■ **What this task involves**: Transcribe the full listing exactly, and drop every picture.

■ **Input data**:
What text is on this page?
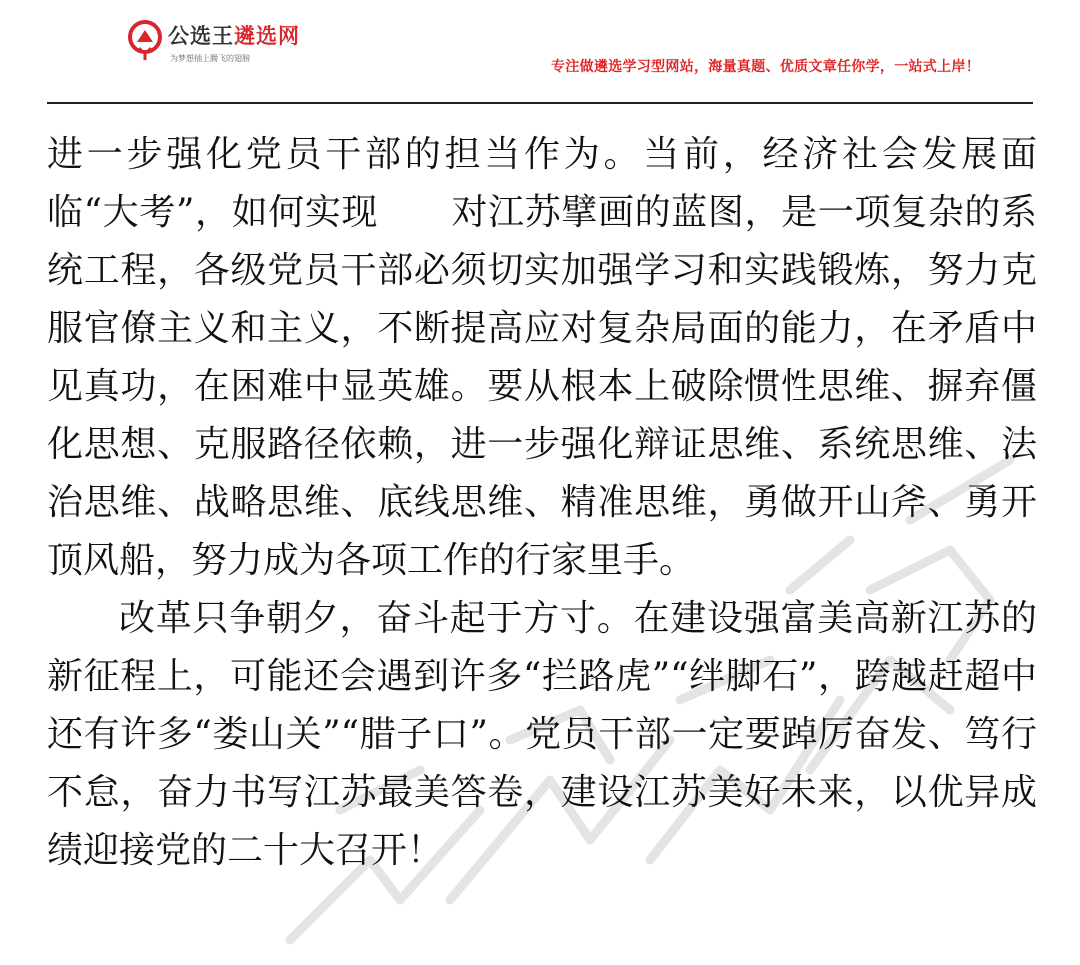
公选王遴选网
为梦想插上腾飞的翅膀
专注做遴选学习型网站，海量真题、优质文章任你学，一站式上岸！

进一步强化党员干部的担当作为。当前，经济社会发展面临“大考”，如何实现　　对江苏擘画的蓝图，是一项复杂的系统工程，各级党员干部必须切实加强学习和实践锻炼，努力克服官僚主义和主义，不断提高应对复杂局面的能力，在矛盾中见真功，在困难中显英雄。要从根本上破除惯性思维、摒弃僵化思想、克服路径依赖，进一步强化辩证思维、系统思维、法治思维、战略思维、底线思维、精准思维，勇做开山斧、勇开顶风船，努力成为各项工作的行家里手。

改革只争朝夕，奋斗起于方寸。在建设强富美高新江苏的新征程上，可能还会遇到许多“拦路虎”“绊脚石”，跨越赶超中还有许多“娄山关”“腊子口”。党员干部一定要踔厉奋发、笃行不怠，奋力书写江苏最美答卷，建设江苏美好未来，以优异成绩迎接党的二十大召开！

■ **Task result**:
What text is on this page?
公选王遴选网
为梦想插上腾飞的翅膀
专注做遴选学习型网站，海量真题、优质文章任你学，一站式上岸！

进一步强化党员干部的担当作为。当前，经济社会发展面临“大考”，如何实现　　对江苏擘画的蓝图，是一项复杂的系统工程，各级党员干部必须切实加强学习和实践锻炼，努力克服官僚主义和主义，不断提高应对复杂局面的能力，在矛盾中见真功，在困难中显英雄。要从根本上破除惯性思维、摒弃僵化思想、克服路径依赖，进一步强化辩证思维、系统思维、法治思维、战略思维、底线思维、精准思维，勇做开山斧、勇开顶风船，努力成为各项工作的行家里手。

改革只争朝夕，奋斗起于方寸。在建设强富美高新江苏的新征程上，可能还会遇到许多“拦路虎”“绊脚石”，跨越赶超中还有许多“娄山关”“腊子口”。党员干部一定要踔厉奋发、笃行不怠，奋力书写江苏最美答卷，建设江苏美好未来，以优异成绩迎接党的二十大召开！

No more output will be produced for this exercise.